What you will do —
Please copy all the lines that follow, word for word.

───── Data for processing

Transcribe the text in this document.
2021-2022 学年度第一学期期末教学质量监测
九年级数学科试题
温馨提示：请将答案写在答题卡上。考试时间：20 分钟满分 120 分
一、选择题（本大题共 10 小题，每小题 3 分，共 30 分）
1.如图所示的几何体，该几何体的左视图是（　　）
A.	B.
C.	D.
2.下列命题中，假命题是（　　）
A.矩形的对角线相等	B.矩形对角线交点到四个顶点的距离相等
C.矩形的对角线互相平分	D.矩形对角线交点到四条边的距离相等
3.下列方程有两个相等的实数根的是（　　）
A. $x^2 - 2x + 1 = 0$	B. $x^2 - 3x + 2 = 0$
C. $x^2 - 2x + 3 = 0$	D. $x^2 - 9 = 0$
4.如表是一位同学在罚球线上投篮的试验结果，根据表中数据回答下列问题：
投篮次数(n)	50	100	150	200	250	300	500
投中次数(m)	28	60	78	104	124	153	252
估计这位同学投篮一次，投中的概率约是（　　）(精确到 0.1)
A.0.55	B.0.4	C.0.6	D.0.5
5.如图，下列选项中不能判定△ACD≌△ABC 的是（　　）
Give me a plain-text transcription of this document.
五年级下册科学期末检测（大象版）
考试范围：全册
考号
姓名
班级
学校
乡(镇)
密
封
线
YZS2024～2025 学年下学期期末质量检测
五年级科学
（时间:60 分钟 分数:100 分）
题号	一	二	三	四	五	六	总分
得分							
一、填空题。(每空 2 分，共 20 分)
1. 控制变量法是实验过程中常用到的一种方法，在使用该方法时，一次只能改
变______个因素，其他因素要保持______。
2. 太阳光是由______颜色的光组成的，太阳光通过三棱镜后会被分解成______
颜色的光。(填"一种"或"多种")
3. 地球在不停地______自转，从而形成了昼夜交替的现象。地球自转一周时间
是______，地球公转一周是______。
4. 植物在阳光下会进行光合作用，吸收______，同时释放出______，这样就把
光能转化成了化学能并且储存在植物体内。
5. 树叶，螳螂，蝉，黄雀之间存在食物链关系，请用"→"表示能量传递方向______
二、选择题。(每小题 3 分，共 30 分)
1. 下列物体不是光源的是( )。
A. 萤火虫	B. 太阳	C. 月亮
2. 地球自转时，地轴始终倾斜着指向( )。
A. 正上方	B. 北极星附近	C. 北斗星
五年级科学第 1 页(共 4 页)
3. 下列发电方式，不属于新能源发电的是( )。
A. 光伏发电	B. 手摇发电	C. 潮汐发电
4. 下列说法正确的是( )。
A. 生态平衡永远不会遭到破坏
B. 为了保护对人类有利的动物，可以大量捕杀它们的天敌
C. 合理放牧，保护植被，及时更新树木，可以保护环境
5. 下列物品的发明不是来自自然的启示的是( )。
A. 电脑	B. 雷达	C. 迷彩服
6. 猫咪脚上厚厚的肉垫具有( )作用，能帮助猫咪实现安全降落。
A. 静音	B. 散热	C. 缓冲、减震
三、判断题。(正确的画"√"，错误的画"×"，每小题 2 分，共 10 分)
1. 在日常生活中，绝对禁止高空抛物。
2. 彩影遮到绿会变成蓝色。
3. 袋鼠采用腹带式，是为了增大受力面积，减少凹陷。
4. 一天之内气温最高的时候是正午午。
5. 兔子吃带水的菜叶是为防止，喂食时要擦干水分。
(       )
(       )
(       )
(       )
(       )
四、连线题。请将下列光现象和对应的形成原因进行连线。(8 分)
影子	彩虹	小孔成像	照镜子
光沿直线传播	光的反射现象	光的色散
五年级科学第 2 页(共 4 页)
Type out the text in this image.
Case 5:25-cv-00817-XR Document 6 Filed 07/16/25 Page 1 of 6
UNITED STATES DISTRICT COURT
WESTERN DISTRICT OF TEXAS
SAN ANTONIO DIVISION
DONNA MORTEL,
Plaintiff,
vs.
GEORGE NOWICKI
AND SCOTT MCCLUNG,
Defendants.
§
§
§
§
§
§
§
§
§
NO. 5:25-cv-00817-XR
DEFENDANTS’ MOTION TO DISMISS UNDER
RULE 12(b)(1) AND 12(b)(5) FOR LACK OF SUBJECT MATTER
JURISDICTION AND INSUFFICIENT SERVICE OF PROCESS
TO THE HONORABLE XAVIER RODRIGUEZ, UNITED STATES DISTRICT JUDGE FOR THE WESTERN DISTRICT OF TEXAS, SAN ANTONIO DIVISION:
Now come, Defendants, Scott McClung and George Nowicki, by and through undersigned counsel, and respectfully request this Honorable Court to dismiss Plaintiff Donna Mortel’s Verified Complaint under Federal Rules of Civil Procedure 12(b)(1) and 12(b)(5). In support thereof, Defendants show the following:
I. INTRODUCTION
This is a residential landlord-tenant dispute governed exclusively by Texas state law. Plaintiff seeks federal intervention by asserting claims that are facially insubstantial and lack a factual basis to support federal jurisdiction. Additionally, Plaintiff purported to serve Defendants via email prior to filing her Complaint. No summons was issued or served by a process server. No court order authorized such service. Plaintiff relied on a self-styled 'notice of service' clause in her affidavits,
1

──────────

Finished exercise —
Transcribe the text in this document.
2021-2022 学年度第一学期期末教学质量监测
九年级数学科试题
温馨提示：请将答案写在答题卡上。考试时间：20 分钟满分 120 分
一、选择题（本大题共 10 小题，每小题 3 分，共 30 分）
1.如图所示的几何体，该几何体的左视图是（　　）
A.	B.
C.	D.
2.下列命题中，假命题是（　　）
A.矩形的对角线相等	B.矩形对角线交点到四个顶点的距离相等
C.矩形的对角线互相平分	D.矩形对角线交点到四条边的距离相等
3.下列方程有两个相等的实数根的是（　　）
A. $x^2 - 2x + 1 = 0$	B. $x^2 - 3x + 2 = 0$
C. $x^2 - 2x + 3 = 0$	D. $x^2 - 9 = 0$
4.如表是一位同学在罚球线上投篮的试验结果，根据表中数据回答下列问题：
投篮次数(n)	50	100	150	200	250	300	500
投中次数(m)	28	60	78	104	124	153	252
估计这位同学投篮一次，投中的概率约是（　　）(精确到 0.1)
A.0.55	B.0.4	C.0.6	D.0.5
5.如图，下列选项中不能判定△ACD≌△ABC 的是（　　）
Give me a plain-text transcription of this document.
五年级下册科学期末检测（大象版）
考试范围：全册
考号
姓名
班级
学校
乡(镇)
密
封
线
YZS2024～2025 学年下学期期末质量检测
五年级科学
（时间:60 分钟 分数:100 分）
题号	一	二	三	四	五	六	总分
得分							
一、填空题。(每空 2 分，共 20 分)
1. 控制变量法是实验过程中常用到的一种方法，在使用该方法时，一次只能改
变______个因素，其他因素要保持______。
2. 太阳光是由______颜色的光组成的，太阳光通过三棱镜后会被分解成______
颜色的光。(填"一种"或"多种")
3. 地球在不停地______自转，从而形成了昼夜交替的现象。地球自转一周时间
是______，地球公转一周是______。
4. 植物在阳光下会进行光合作用，吸收______，同时释放出______，这样就把
光能转化成了化学能并且储存在植物体内。
5. 树叶，螳螂，蝉，黄雀之间存在食物链关系，请用"→"表示能量传递方向______
二、选择题。(每小题 3 分，共 30 分)
1. 下列物体不是光源的是( )。
A. 萤火虫	B. 太阳	C. 月亮
2. 地球自转时，地轴始终倾斜着指向( )。
A. 正上方	B. 北极星附近	C. 北斗星
五年级科学第 1 页(共 4 页)
3. 下列发电方式，不属于新能源发电的是( )。
A. 光伏发电	B. 手摇发电	C. 潮汐发电
4. 下列说法正确的是( )。
A. 生态平衡永远不会遭到破坏
B. 为了保护对人类有利的动物，可以大量捕杀它们的天敌
C. 合理放牧，保护植被，及时更新树木，可以保护环境
5. 下列物品的发明不是来自自然的启示的是( )。
A. 电脑	B. 雷达	C. 迷彩服
6. 猫咪脚上厚厚的肉垫具有( )作用，能帮助猫咪实现安全降落。
A. 静音	B. 散热	C. 缓冲、减震
三、判断题。(正确的画"√"，错误的画"×"，每小题 2 分，共 10 分)
1. 在日常生活中，绝对禁止高空抛物。
2. 彩影遮到绿会变成蓝色。
3. 袋鼠采用腹带式，是为了增大受力面积，减少凹陷。
4. 一天之内气温最高的时候是正午午。
5. 兔子吃带水的菜叶是为防止，喂食时要擦干水分。
(       )
(       )
(       )
(       )
(       )
四、连线题。请将下列光现象和对应的形成原因进行连线。(8 分)
影子	彩虹	小孔成像	照镜子
光沿直线传播	光的反射现象	光的色散
五年级科学第 2 页(共 4 页)
Type out the text in this image.
Case 5:25-cv-00817-XR Document 6 Filed 07/16/25 Page 1 of 6
UNITED STATES DISTRICT COURT
WESTERN DISTRICT OF TEXAS
SAN ANTONIO DIVISION
DONNA MORTEL,
Plaintiff,
vs.
GEORGE NOWICKI
AND SCOTT MCCLUNG,
Defendants.
§
§
§
§
§
§
§
§
§
NO. 5:25-cv-00817-XR
DEFENDANTS’ MOTION TO DISMISS UNDER
RULE 12(b)(1) AND 12(b)(5) FOR LACK OF SUBJECT MATTER
JURISDICTION AND INSUFFICIENT SERVICE OF PROCESS
TO THE HONORABLE XAVIER RODRIGUEZ, UNITED STATES DISTRICT JUDGE FOR THE WESTERN DISTRICT OF TEXAS, SAN ANTONIO DIVISION:
Now come, Defendants, Scott McClung and George Nowicki, by and through undersigned counsel, and respectfully request this Honorable Court to dismiss Plaintiff Donna Mortel’s Verified Complaint under Federal Rules of Civil Procedure 12(b)(1) and 12(b)(5). In support thereof, Defendants show the following:
I. INTRODUCTION
This is a residential landlord-tenant dispute governed exclusively by Texas state law. Plaintiff seeks federal intervention by asserting claims that are facially insubstantial and lack a factual basis to support federal jurisdiction. Additionally, Plaintiff purported to serve Defendants via email prior to filing her Complaint. No summons was issued or served by a process server. No court order authorized such service. Plaintiff relied on a self-styled 'notice of service' clause in her affidavits,
1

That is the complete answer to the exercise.